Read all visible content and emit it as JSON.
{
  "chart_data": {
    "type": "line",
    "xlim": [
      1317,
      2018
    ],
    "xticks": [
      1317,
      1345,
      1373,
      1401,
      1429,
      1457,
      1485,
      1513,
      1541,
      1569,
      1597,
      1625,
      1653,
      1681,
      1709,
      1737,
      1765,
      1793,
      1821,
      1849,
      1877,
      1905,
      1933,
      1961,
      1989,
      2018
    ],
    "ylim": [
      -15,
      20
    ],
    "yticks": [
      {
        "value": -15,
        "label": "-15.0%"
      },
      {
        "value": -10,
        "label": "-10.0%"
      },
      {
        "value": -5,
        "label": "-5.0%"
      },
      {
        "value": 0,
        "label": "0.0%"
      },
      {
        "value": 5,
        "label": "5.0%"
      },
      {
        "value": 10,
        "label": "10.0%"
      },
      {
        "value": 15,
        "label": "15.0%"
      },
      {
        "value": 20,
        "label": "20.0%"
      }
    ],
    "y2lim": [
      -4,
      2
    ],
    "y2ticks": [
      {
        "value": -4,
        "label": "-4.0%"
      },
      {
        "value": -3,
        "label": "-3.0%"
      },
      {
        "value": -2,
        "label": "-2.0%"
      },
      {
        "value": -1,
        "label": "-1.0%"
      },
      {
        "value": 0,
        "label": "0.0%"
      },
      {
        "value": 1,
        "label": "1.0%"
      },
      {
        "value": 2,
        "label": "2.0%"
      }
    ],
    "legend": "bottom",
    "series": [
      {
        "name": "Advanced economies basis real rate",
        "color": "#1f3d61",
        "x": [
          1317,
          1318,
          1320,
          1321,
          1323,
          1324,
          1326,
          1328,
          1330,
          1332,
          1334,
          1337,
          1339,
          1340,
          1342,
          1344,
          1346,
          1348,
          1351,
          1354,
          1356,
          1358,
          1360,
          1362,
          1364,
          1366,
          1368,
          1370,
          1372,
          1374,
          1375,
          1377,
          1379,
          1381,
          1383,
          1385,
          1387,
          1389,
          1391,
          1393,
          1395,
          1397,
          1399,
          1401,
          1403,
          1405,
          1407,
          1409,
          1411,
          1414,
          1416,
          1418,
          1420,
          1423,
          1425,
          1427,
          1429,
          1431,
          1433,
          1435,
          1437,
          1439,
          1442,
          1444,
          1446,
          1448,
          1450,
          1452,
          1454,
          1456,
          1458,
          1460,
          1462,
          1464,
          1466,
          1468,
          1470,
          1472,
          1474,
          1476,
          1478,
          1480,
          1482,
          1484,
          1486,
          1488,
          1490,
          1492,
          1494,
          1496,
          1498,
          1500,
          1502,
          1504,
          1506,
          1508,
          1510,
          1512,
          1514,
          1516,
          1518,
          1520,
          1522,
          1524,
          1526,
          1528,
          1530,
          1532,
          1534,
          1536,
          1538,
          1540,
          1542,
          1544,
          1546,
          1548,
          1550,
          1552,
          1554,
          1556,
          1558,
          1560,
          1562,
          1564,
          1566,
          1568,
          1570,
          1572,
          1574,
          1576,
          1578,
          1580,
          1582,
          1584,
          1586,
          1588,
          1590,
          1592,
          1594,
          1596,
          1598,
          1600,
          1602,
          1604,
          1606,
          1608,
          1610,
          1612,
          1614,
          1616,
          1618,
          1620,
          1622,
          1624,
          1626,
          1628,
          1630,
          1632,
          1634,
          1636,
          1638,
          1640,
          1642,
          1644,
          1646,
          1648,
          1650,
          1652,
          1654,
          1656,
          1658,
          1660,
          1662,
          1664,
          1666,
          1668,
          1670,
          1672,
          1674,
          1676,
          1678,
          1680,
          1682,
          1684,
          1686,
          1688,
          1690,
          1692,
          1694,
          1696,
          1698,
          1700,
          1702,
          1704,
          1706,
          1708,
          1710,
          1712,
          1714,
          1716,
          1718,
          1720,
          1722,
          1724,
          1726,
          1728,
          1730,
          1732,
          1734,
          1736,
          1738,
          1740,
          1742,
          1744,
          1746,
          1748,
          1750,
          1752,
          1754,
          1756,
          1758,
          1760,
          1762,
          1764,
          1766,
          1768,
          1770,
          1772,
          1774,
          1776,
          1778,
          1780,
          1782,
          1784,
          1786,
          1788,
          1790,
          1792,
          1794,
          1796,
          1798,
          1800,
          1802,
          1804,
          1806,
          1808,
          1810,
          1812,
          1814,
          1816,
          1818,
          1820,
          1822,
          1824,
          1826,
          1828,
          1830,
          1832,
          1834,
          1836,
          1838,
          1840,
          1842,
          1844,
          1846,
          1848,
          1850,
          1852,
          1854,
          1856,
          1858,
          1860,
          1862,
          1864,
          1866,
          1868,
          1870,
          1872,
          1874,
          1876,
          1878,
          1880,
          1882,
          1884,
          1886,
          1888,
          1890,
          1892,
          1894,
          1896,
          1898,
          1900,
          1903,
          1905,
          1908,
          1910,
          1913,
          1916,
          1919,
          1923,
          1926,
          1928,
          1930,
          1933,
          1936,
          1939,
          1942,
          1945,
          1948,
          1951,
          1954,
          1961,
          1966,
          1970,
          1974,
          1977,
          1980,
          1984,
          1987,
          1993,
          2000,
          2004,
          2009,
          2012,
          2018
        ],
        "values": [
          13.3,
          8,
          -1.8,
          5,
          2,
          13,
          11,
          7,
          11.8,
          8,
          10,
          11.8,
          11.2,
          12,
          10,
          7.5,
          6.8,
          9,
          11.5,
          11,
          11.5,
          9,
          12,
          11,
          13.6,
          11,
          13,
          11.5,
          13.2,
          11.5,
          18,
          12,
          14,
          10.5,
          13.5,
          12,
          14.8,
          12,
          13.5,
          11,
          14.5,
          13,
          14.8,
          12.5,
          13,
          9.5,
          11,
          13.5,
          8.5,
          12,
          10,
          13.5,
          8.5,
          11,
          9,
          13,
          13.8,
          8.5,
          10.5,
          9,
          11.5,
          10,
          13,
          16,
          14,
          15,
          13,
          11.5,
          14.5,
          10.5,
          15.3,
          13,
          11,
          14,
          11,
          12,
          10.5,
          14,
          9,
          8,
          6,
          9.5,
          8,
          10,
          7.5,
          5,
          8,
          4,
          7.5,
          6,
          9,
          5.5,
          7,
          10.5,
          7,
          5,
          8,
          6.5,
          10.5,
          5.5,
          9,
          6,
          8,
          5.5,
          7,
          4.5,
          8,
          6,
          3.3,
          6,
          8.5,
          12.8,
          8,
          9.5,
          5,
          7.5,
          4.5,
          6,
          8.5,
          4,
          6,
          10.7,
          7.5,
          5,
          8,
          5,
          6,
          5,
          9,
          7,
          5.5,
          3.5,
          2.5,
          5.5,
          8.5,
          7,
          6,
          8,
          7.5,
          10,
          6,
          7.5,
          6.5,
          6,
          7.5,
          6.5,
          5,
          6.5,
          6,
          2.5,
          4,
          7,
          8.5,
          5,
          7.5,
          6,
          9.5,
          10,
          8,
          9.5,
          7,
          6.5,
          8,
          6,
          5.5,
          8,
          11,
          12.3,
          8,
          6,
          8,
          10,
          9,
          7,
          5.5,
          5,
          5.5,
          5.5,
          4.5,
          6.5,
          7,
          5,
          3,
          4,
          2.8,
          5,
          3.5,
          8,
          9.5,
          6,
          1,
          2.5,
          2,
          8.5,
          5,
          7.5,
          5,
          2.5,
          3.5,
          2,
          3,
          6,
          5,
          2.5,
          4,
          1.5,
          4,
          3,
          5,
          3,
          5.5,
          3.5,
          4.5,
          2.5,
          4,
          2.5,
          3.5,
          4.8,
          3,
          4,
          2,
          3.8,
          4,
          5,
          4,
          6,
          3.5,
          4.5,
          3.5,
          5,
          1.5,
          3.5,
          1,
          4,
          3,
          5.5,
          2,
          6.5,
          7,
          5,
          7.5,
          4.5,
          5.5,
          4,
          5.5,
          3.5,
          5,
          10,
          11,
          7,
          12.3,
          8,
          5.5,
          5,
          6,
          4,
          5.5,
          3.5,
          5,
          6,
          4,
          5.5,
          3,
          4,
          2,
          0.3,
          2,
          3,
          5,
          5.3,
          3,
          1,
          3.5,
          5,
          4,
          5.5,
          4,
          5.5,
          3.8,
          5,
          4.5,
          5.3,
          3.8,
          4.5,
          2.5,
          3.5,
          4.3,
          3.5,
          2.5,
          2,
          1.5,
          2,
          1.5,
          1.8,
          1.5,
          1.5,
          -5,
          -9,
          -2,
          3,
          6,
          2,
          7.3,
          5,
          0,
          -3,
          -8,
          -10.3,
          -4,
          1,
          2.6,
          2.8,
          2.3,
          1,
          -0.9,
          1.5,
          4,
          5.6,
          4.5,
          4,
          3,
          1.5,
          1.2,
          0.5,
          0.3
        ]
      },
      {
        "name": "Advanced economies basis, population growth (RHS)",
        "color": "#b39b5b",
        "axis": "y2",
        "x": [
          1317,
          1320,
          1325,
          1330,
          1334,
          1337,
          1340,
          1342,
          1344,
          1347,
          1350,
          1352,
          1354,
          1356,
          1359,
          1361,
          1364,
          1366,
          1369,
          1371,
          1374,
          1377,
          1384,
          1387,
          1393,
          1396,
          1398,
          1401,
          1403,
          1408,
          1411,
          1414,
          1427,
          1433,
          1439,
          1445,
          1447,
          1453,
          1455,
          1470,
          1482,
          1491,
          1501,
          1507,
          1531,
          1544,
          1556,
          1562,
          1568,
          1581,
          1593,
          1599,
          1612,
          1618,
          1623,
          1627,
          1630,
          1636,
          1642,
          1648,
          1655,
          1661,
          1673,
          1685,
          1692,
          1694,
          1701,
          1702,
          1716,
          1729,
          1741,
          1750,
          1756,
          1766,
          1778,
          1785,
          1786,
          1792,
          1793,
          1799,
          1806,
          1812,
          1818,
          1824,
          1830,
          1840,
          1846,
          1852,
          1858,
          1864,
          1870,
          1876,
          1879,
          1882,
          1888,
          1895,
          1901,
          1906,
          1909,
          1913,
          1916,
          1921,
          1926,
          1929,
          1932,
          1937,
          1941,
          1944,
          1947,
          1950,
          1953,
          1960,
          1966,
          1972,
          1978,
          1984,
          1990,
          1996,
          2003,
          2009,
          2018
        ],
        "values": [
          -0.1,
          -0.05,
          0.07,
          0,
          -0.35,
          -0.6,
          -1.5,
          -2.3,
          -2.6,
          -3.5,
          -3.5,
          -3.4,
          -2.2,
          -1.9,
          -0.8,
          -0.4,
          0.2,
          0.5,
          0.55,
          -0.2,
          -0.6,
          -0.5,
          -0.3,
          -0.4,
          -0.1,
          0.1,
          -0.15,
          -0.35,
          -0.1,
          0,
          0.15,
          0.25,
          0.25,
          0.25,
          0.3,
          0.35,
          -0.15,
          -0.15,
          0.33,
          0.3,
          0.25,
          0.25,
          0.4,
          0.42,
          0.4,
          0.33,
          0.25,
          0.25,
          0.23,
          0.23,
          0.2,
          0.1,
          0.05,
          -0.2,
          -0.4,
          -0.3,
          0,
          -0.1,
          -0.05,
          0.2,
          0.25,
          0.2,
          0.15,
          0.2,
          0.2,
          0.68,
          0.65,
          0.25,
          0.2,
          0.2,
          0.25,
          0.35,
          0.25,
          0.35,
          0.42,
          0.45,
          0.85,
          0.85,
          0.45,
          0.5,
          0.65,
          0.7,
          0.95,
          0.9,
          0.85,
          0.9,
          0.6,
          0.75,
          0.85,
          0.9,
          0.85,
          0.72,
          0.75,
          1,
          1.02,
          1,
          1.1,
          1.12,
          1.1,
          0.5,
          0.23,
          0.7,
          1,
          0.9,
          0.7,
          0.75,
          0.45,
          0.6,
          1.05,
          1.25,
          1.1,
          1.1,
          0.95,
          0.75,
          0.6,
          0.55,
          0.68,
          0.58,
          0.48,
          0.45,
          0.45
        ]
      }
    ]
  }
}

┄┄┄┄┄┄┄┄┄┄

*Your task*. Report how many lines of the listing above include the word "economies". Say nothing but the number.

*Reply*. 2